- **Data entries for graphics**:
>>

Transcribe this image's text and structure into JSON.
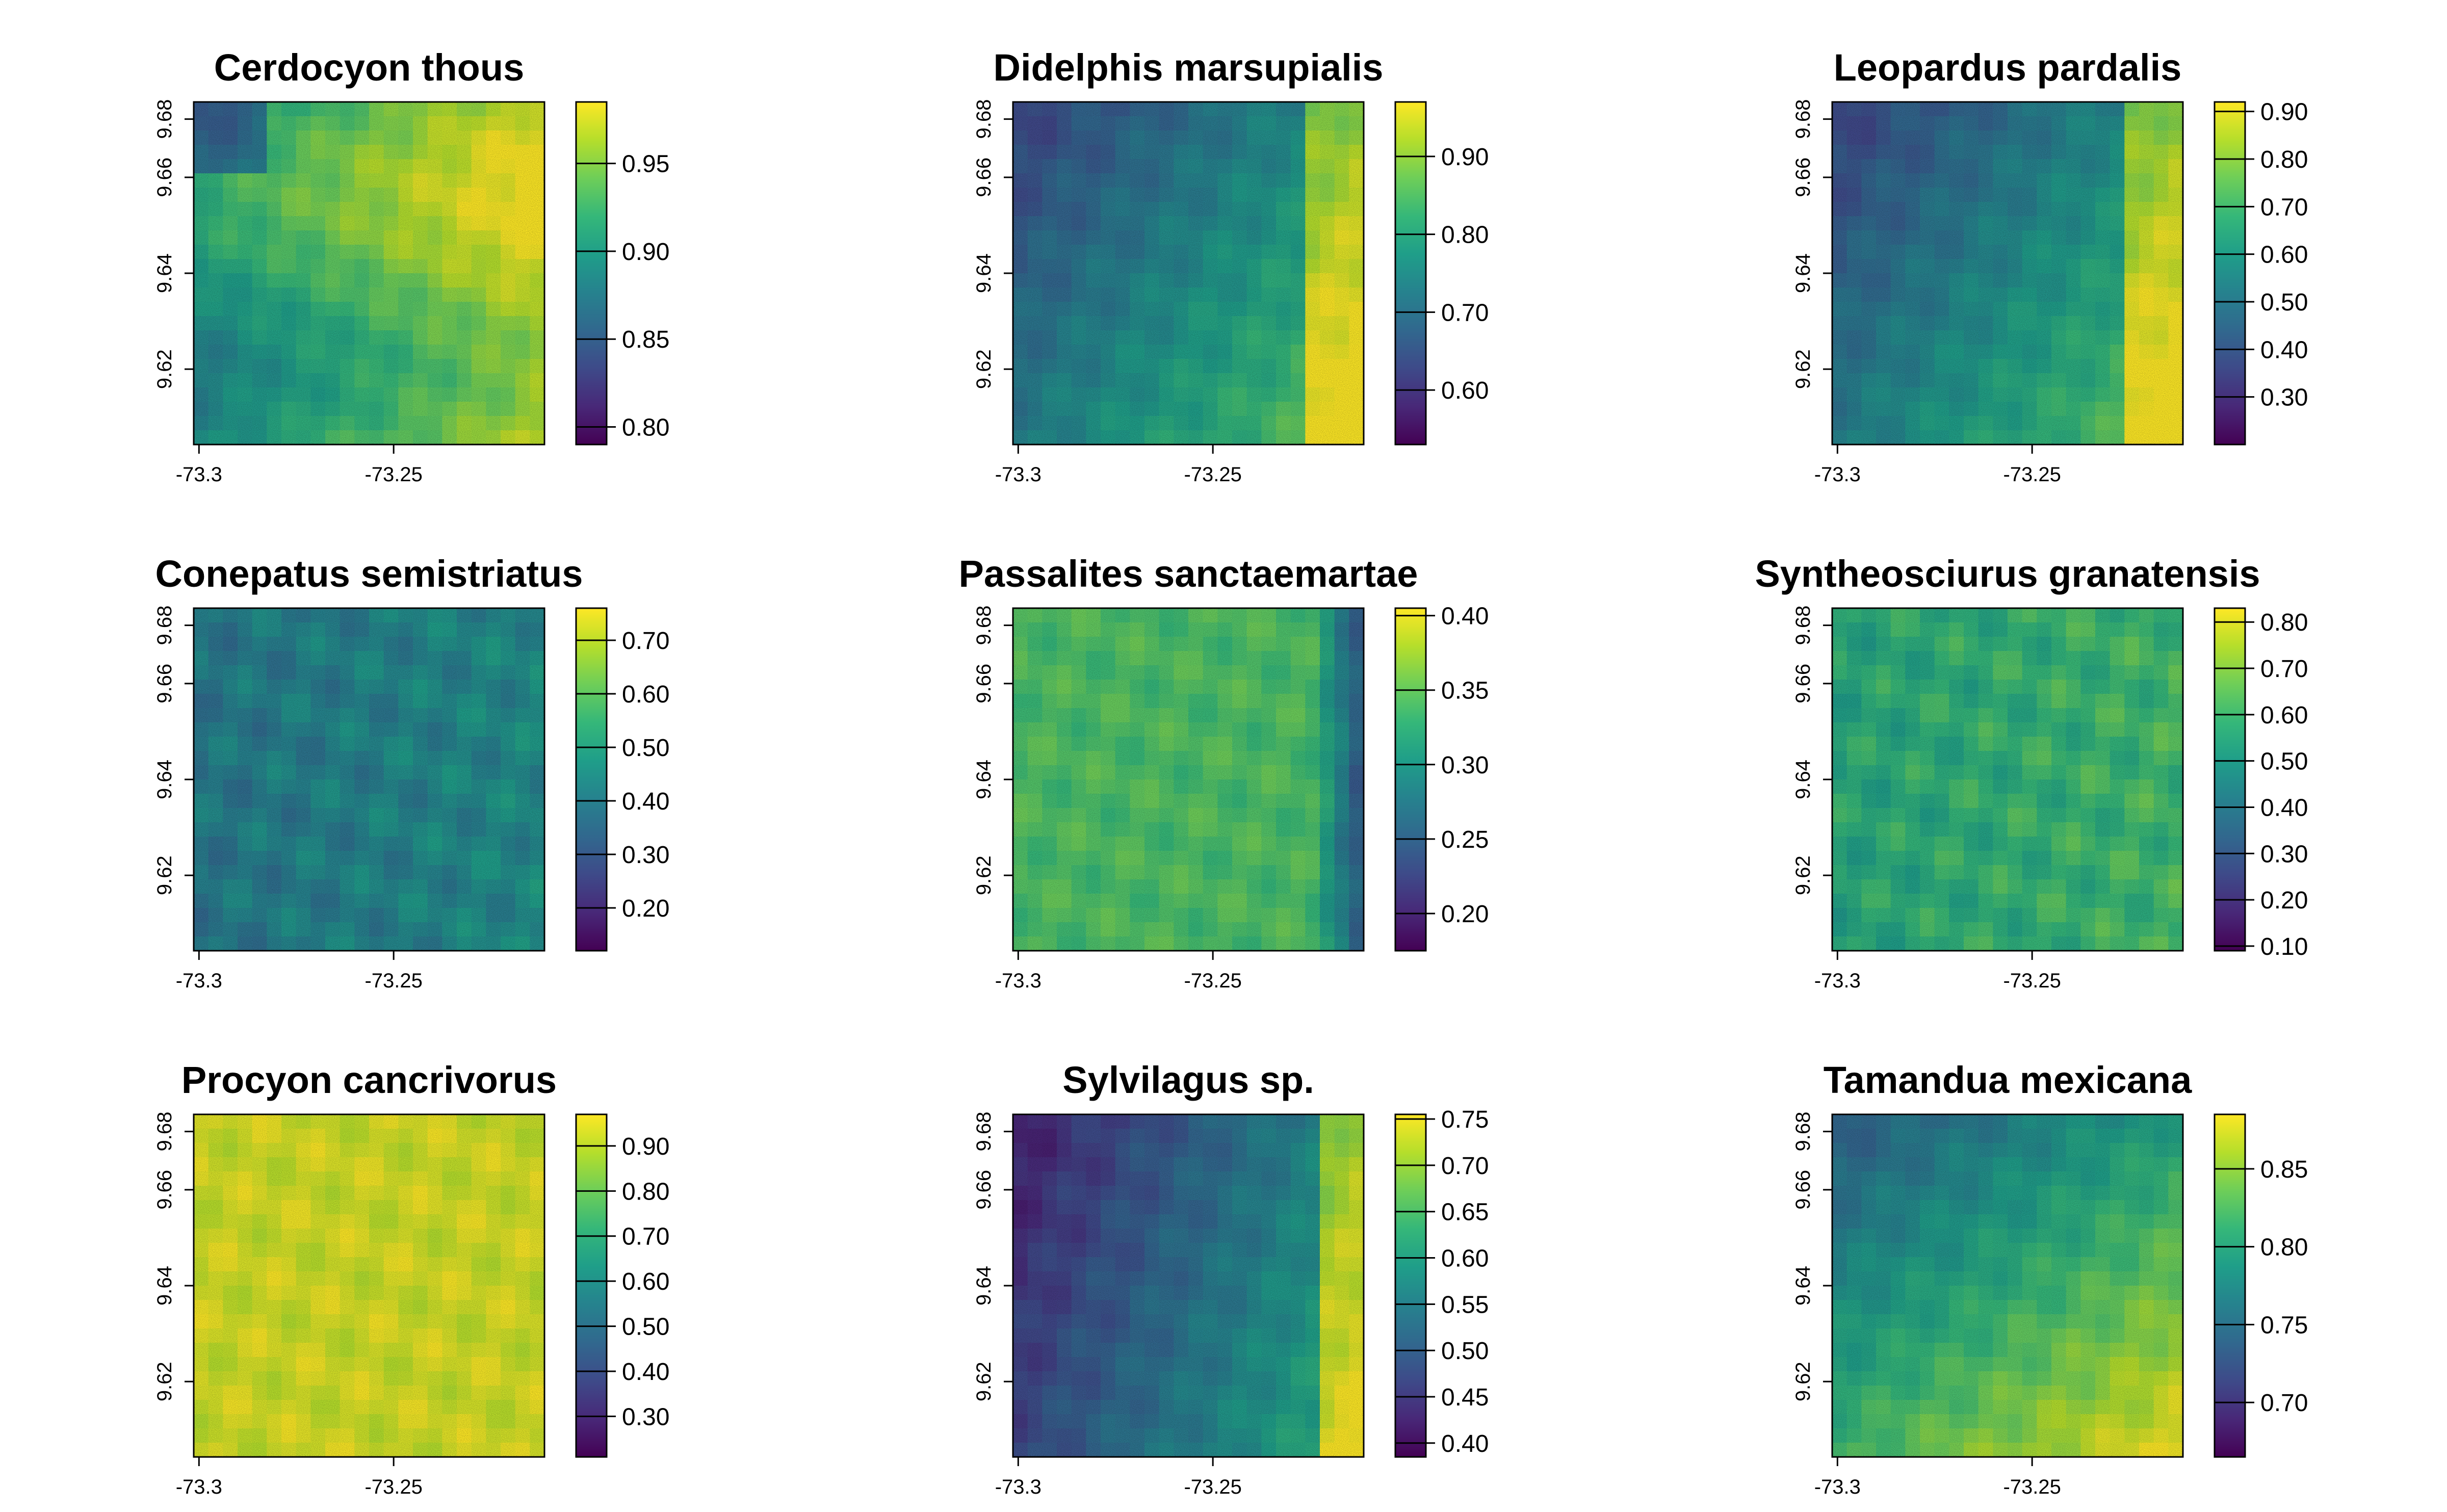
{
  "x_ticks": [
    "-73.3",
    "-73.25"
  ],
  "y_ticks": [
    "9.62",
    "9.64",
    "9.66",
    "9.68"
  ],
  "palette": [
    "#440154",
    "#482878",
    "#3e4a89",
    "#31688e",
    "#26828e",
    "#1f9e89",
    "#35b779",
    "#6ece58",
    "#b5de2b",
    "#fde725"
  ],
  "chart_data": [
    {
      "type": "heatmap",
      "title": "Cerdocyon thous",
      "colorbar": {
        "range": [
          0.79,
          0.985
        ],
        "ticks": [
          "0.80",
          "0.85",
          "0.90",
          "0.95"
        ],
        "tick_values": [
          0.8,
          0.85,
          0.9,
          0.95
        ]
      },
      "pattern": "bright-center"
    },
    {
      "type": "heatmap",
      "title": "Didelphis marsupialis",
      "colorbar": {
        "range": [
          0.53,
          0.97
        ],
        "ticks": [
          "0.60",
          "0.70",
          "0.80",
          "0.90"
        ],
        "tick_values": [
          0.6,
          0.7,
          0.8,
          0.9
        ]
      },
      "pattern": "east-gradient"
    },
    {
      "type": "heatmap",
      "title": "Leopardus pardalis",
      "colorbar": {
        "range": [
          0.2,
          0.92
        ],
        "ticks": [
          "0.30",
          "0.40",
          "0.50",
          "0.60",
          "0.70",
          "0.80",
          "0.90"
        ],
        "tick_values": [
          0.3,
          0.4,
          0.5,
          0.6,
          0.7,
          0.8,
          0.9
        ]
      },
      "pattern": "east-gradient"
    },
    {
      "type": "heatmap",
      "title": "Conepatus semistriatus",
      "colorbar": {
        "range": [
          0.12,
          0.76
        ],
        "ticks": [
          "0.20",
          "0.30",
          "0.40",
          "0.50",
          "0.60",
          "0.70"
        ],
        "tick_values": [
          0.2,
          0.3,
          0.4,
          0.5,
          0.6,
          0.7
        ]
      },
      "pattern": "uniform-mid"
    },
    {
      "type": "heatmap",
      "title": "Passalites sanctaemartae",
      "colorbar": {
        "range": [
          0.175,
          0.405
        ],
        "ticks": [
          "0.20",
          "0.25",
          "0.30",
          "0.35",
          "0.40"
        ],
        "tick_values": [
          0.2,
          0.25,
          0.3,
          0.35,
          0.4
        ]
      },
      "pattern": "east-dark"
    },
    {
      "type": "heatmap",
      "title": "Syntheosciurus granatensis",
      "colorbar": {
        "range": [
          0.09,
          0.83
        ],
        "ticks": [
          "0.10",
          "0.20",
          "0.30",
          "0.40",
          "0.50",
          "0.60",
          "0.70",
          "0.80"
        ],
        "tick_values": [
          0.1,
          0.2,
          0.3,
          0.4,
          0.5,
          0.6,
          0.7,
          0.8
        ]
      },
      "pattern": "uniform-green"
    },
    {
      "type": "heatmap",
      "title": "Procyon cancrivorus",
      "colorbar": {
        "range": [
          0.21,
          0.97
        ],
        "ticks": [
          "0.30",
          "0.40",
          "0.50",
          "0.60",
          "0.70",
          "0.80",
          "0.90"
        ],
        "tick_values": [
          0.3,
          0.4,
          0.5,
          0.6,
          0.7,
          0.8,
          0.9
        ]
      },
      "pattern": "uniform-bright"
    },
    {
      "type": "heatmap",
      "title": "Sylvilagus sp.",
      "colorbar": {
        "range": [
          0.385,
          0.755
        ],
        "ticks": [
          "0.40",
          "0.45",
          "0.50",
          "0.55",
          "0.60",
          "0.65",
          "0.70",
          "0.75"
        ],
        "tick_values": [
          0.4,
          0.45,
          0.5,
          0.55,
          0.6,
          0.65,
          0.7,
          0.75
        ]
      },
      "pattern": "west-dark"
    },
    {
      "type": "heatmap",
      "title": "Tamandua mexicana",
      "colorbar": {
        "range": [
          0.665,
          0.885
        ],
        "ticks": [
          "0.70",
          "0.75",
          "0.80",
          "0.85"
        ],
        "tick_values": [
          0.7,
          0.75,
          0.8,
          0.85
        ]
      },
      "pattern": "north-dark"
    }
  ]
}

<<

- **THE REQUEST**: Without the pictures, reproduce every line of the records above exactly.

- **TASK RESPONSE**:
Transcribe this image's text and structure into JSON.
{
  "x_ticks": [
    "-73.3",
    "-73.25"
  ],
  "y_ticks": [
    "9.62",
    "9.64",
    "9.66",
    "9.68"
  ],
  "palette": [
    "#440154",
    "#482878",
    "#3e4a89",
    "#31688e",
    "#26828e",
    "#1f9e89",
    "#35b779",
    "#6ece58",
    "#b5de2b",
    "#fde725"
  ],
  "chart_data": [
    {
      "type": "heatmap",
      "title": "Cerdocyon thous",
      "colorbar": {
        "range": [
          0.79,
          0.985
        ],
        "ticks": [
          "0.80",
          "0.85",
          "0.90",
          "0.95"
        ],
        "tick_values": [
          0.8,
          0.85,
          0.9,
          0.95
        ]
      },
      "pattern": "bright-center"
    },
    {
      "type": "heatmap",
      "title": "Didelphis marsupialis",
      "colorbar": {
        "range": [
          0.53,
          0.97
        ],
        "ticks": [
          "0.60",
          "0.70",
          "0.80",
          "0.90"
        ],
        "tick_values": [
          0.6,
          0.7,
          0.8,
          0.9
        ]
      },
      "pattern": "east-gradient"
    },
    {
      "type": "heatmap",
      "title": "Leopardus pardalis",
      "colorbar": {
        "range": [
          0.2,
          0.92
        ],
        "ticks": [
          "0.30",
          "0.40",
          "0.50",
          "0.60",
          "0.70",
          "0.80",
          "0.90"
        ],
        "tick_values": [
          0.3,
          0.4,
          0.5,
          0.6,
          0.7,
          0.8,
          0.9
        ]
      },
      "pattern": "east-gradient"
    },
    {
      "type": "heatmap",
      "title": "Conepatus semistriatus",
      "colorbar": {
        "range": [
          0.12,
          0.76
        ],
        "ticks": [
          "0.20",
          "0.30",
          "0.40",
          "0.50",
          "0.60",
          "0.70"
        ],
        "tick_values": [
          0.2,
          0.3,
          0.4,
          0.5,
          0.6,
          0.7
        ]
      },
      "pattern": "uniform-mid"
    },
    {
      "type": "heatmap",
      "title": "Passalites sanctaemartae",
      "colorbar": {
        "range": [
          0.175,
          0.405
        ],
        "ticks": [
          "0.20",
          "0.25",
          "0.30",
          "0.35",
          "0.40"
        ],
        "tick_values": [
          0.2,
          0.25,
          0.3,
          0.35,
          0.4
        ]
      },
      "pattern": "east-dark"
    },
    {
      "type": "heatmap",
      "title": "Syntheosciurus granatensis",
      "colorbar": {
        "range": [
          0.09,
          0.83
        ],
        "ticks": [
          "0.10",
          "0.20",
          "0.30",
          "0.40",
          "0.50",
          "0.60",
          "0.70",
          "0.80"
        ],
        "tick_values": [
          0.1,
          0.2,
          0.3,
          0.4,
          0.5,
          0.6,
          0.7,
          0.8
        ]
      },
      "pattern": "uniform-green"
    },
    {
      "type": "heatmap",
      "title": "Procyon cancrivorus",
      "colorbar": {
        "range": [
          0.21,
          0.97
        ],
        "ticks": [
          "0.30",
          "0.40",
          "0.50",
          "0.60",
          "0.70",
          "0.80",
          "0.90"
        ],
        "tick_values": [
          0.3,
          0.4,
          0.5,
          0.6,
          0.7,
          0.8,
          0.9
        ]
      },
      "pattern": "uniform-bright"
    },
    {
      "type": "heatmap",
      "title": "Sylvilagus sp.",
      "colorbar": {
        "range": [
          0.385,
          0.755
        ],
        "ticks": [
          "0.40",
          "0.45",
          "0.50",
          "0.55",
          "0.60",
          "0.65",
          "0.70",
          "0.75"
        ],
        "tick_values": [
          0.4,
          0.45,
          0.5,
          0.55,
          0.6,
          0.65,
          0.7,
          0.75
        ]
      },
      "pattern": "west-dark"
    },
    {
      "type": "heatmap",
      "title": "Tamandua mexicana",
      "colorbar": {
        "range": [
          0.665,
          0.885
        ],
        "ticks": [
          "0.70",
          "0.75",
          "0.80",
          "0.85"
        ],
        "tick_values": [
          0.7,
          0.75,
          0.8,
          0.85
        ]
      },
      "pattern": "north-dark"
    }
  ]
}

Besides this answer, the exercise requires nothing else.